◆ **Stated exercise**: Reproduce every line of the listing as written, apart from the pictures.

◆ **Input material**:
▬▬▬▬▬▬▬▬▬▬

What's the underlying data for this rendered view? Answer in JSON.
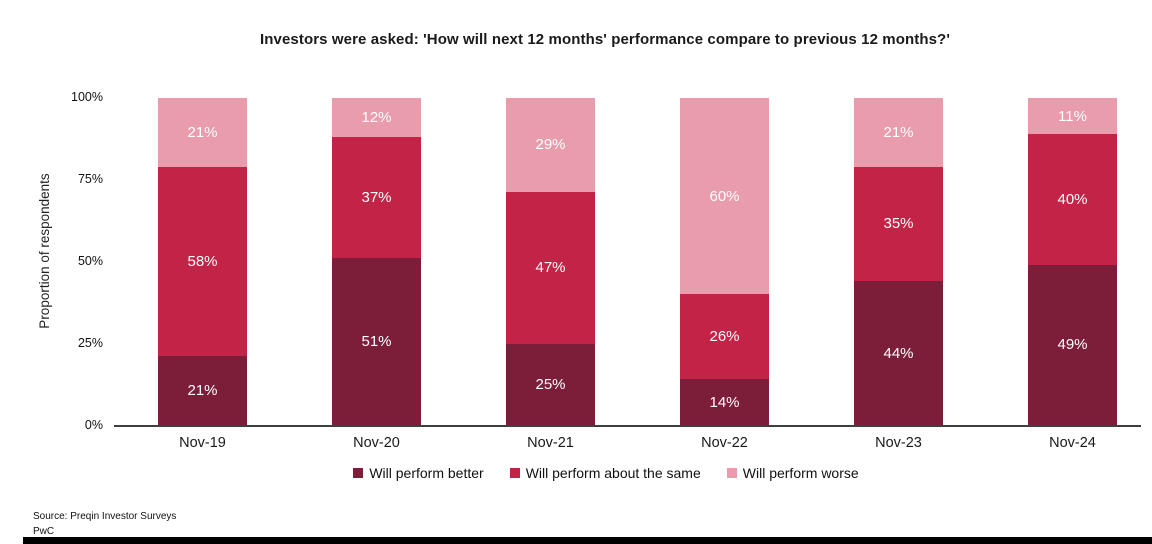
{
  "title": "Investors were asked: 'How will next 12 months' performance compare to previous 12 months?'",
  "y_axis": {
    "label": "Proportion of respondents",
    "ticks": [
      "100%",
      "75%",
      "50%",
      "25%",
      "0%"
    ]
  },
  "chart_data": {
    "type": "bar",
    "stacked": true,
    "stacked_to_100_percent": true,
    "categories": [
      "Nov-19",
      "Nov-20",
      "Nov-21",
      "Nov-22",
      "Nov-23",
      "Nov-24"
    ],
    "series": [
      {
        "name": "Will perform better",
        "color": "#7C1E3A",
        "values": [
          21,
          51,
          25,
          14,
          44,
          49
        ]
      },
      {
        "name": "Will perform about the same",
        "color": "#C22346",
        "values": [
          58,
          37,
          47,
          26,
          35,
          40
        ]
      },
      {
        "name": "Will perform worse",
        "color": "#E89CAC",
        "values": [
          21,
          12,
          29,
          60,
          21,
          11
        ]
      }
    ],
    "value_suffix": "%",
    "title": "Investors were asked: 'How will next 12 months' performance compare to previous 12 months?'",
    "xlabel": "",
    "ylabel": "Proportion of respondents",
    "ylim": [
      0,
      100
    ],
    "grid": false,
    "legend_position": "bottom",
    "data_labels": "inside-center-white"
  },
  "footer": {
    "source_line": "Source: Preqin Investor Surveys",
    "brand_line": "PwC"
  },
  "colors": {
    "axis_line": "#3F3F3F",
    "bar_label_text": "#FFFFFF",
    "footer_bar": "#000000",
    "title_text": "#1A1A1A"
  }
}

▬▬▬▬▬▬▬▬▬▬

◆ **Output for this exercise**:
What's the underlying data for this rendered view? Answer in JSON.
{
  "title": "Investors were asked: 'How will next 12 months' performance compare to previous 12 months?'",
  "y_axis": {
    "label": "Proportion of respondents",
    "ticks": [
      "100%",
      "75%",
      "50%",
      "25%",
      "0%"
    ]
  },
  "chart_data": {
    "type": "bar",
    "stacked": true,
    "stacked_to_100_percent": true,
    "categories": [
      "Nov-19",
      "Nov-20",
      "Nov-21",
      "Nov-22",
      "Nov-23",
      "Nov-24"
    ],
    "series": [
      {
        "name": "Will perform better",
        "color": "#7C1E3A",
        "values": [
          21,
          51,
          25,
          14,
          44,
          49
        ]
      },
      {
        "name": "Will perform about the same",
        "color": "#C22346",
        "values": [
          58,
          37,
          47,
          26,
          35,
          40
        ]
      },
      {
        "name": "Will perform worse",
        "color": "#E89CAC",
        "values": [
          21,
          12,
          29,
          60,
          21,
          11
        ]
      }
    ],
    "value_suffix": "%",
    "title": "Investors were asked: 'How will next 12 months' performance compare to previous 12 months?'",
    "xlabel": "",
    "ylabel": "Proportion of respondents",
    "ylim": [
      0,
      100
    ],
    "grid": false,
    "legend_position": "bottom",
    "data_labels": "inside-center-white"
  },
  "footer": {
    "source_line": "Source: Preqin Investor Surveys",
    "brand_line": "PwC"
  },
  "colors": {
    "axis_line": "#3F3F3F",
    "bar_label_text": "#FFFFFF",
    "footer_bar": "#000000",
    "title_text": "#1A1A1A"
  }
}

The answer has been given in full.